*** Opening SOURCE EXTRACT ***

Note that this is not yet confirmed, but it seems likely.

With travel bans offering only one hurdle for teams to navigate, COVID-19 itself also reigns as an omnipresent threat to anyone willing to travel too far in the current climate.

HLTV reported that ESL One was hoping, and planning, for a return to offline play where latency would not be a factor, allowing teams to finally strut their stuff in an era where results seem almost randomized as teams collide head to head, again and again, in environments where latency results to players dropping out of the server, or freezing during clutch situations.

To say that it hasn’t been ideal Counter-Strike is woefully understating the issues that are currently presenting themselves in the professional play of Counter-Strike: a scene that is consistently punctuated by high-stake tourneys wrapped up in exorbitant showcases with massive crowds has been relegated to forming matches on Discord and using third-party applications while the rankings go upside down.

*** Closing SOURCE EXTRACT ***

■ **ACTIONS TO TAKE**
• a. Translate into Spanish the following sentence from the Counter-Strike excerpt: "With travel bans offering only one hurdle for teams to navigate, COVID-19 itself also reigns as an omnipresent threat to anyone willing to travel too far in the current climate."
• b. Write out the part of the Counter-Strike excerpt that opens with the words containing "Note that this" and closes with "during clutch situations.".
• c. Rewrite the paragraph of the Counter-Strike excerpt that begins "HLTV reported that ESL One" more briefly, keeping its main facts.

*** Opening INPUT DATA ***

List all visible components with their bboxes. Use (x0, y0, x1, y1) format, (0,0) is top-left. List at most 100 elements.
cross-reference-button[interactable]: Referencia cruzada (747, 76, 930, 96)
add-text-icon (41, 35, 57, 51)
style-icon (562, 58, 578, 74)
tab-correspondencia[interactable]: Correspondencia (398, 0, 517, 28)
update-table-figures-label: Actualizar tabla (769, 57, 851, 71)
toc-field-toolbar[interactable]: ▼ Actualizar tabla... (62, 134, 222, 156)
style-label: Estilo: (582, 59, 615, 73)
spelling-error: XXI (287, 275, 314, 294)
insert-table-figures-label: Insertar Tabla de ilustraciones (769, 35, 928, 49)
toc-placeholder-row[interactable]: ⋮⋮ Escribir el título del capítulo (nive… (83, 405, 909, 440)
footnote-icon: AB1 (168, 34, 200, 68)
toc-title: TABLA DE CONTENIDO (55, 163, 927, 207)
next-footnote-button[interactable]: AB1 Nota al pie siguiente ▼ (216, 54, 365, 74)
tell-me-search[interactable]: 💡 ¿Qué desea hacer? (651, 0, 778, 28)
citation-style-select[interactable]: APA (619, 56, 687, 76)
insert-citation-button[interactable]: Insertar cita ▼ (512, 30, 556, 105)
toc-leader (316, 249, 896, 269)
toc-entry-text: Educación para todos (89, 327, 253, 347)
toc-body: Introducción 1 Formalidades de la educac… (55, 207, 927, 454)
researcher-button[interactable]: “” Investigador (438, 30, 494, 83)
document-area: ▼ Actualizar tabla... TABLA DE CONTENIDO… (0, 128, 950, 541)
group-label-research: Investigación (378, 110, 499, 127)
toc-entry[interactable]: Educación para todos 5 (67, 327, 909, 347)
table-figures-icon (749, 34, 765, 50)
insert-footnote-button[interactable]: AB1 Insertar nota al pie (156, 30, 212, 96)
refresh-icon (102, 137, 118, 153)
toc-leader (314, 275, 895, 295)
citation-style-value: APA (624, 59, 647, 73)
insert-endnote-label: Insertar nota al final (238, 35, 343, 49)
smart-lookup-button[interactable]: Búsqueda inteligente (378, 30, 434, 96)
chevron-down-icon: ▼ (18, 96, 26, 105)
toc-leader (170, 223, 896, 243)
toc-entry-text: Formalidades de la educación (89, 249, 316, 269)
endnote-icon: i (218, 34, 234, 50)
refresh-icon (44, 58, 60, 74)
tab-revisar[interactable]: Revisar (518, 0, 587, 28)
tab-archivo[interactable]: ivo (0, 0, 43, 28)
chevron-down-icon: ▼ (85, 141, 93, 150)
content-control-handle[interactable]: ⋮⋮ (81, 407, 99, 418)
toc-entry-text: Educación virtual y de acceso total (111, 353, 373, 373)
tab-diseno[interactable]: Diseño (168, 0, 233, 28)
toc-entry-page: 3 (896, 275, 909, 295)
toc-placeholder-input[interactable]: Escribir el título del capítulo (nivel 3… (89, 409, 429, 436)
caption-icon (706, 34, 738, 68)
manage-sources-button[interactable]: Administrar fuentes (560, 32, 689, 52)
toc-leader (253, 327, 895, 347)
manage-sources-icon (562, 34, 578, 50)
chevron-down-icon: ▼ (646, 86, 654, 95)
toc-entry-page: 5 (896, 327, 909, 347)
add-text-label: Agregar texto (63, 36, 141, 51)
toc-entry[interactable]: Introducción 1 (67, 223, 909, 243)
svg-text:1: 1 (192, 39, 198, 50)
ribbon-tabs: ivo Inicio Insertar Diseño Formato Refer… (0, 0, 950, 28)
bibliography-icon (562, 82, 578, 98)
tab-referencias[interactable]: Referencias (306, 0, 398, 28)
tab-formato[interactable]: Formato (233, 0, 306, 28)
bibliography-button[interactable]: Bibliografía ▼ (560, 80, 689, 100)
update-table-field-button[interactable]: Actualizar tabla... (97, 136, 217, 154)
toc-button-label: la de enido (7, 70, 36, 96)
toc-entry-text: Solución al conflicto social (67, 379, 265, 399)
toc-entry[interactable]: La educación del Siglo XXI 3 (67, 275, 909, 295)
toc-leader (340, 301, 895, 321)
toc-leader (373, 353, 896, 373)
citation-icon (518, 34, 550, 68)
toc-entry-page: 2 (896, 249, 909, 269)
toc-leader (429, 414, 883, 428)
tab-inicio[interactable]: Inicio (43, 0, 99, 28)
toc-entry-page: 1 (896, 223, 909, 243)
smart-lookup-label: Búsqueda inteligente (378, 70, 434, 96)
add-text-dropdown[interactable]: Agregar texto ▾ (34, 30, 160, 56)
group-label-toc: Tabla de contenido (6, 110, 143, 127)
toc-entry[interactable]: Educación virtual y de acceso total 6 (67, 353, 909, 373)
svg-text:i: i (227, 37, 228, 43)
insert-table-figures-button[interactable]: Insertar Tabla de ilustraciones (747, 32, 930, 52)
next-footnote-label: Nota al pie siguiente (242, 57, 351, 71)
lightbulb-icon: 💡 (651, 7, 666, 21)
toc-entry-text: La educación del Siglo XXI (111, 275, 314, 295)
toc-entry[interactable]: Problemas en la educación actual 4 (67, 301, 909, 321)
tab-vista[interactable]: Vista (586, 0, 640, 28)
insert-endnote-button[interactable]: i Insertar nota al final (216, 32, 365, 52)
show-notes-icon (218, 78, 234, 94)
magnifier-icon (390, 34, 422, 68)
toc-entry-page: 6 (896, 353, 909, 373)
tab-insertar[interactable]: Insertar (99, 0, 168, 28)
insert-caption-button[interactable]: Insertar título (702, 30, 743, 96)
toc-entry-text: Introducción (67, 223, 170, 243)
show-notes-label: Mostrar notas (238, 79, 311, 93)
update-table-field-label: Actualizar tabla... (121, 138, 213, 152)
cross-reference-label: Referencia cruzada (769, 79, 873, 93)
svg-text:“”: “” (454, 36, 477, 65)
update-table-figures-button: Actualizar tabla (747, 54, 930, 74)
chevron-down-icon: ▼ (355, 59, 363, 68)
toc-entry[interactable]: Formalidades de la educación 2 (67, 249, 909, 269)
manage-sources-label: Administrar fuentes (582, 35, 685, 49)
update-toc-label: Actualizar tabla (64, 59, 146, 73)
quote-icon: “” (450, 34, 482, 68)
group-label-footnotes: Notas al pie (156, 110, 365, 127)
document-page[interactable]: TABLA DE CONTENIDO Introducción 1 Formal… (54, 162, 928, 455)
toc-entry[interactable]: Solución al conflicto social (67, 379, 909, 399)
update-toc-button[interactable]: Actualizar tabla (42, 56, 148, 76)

*** Closing INPUT DATA ***

■ **TASK RESPONSES**
• a. Con las prohibiciones de viaje como solo uno de los obstáculos que los equipos deben sortear, la propia COVID-19 también se impone como una amenaza omnipresente para cualquiera dispuesto a viajar demasiado lejos en el clima actual.

• b.
Note that this is not yet confirmed, but it seems likely.

With travel bans offering only one hurdle for teams to navigate, COVID-19 itself also reigns as an omnipresent threat to anyone willing to travel too far in the current climate.

HLTV reported that ESL One was hoping, and planning, for a return to offline play where latency would not be a factor, allowing teams to finally strut their stuff in an era where results seem almost randomized as teams collide head to head, again and again, in environments where latency results to players dropping out of the server, or freezing during clutch situations.

• c. According to HLTV, ESL One hoped and planned to return to offline play. Latency would not be a factor there, so teams could finally show what they can do. Online results seem almost random, because latency makes players drop out of the server or freeze during clutch situations.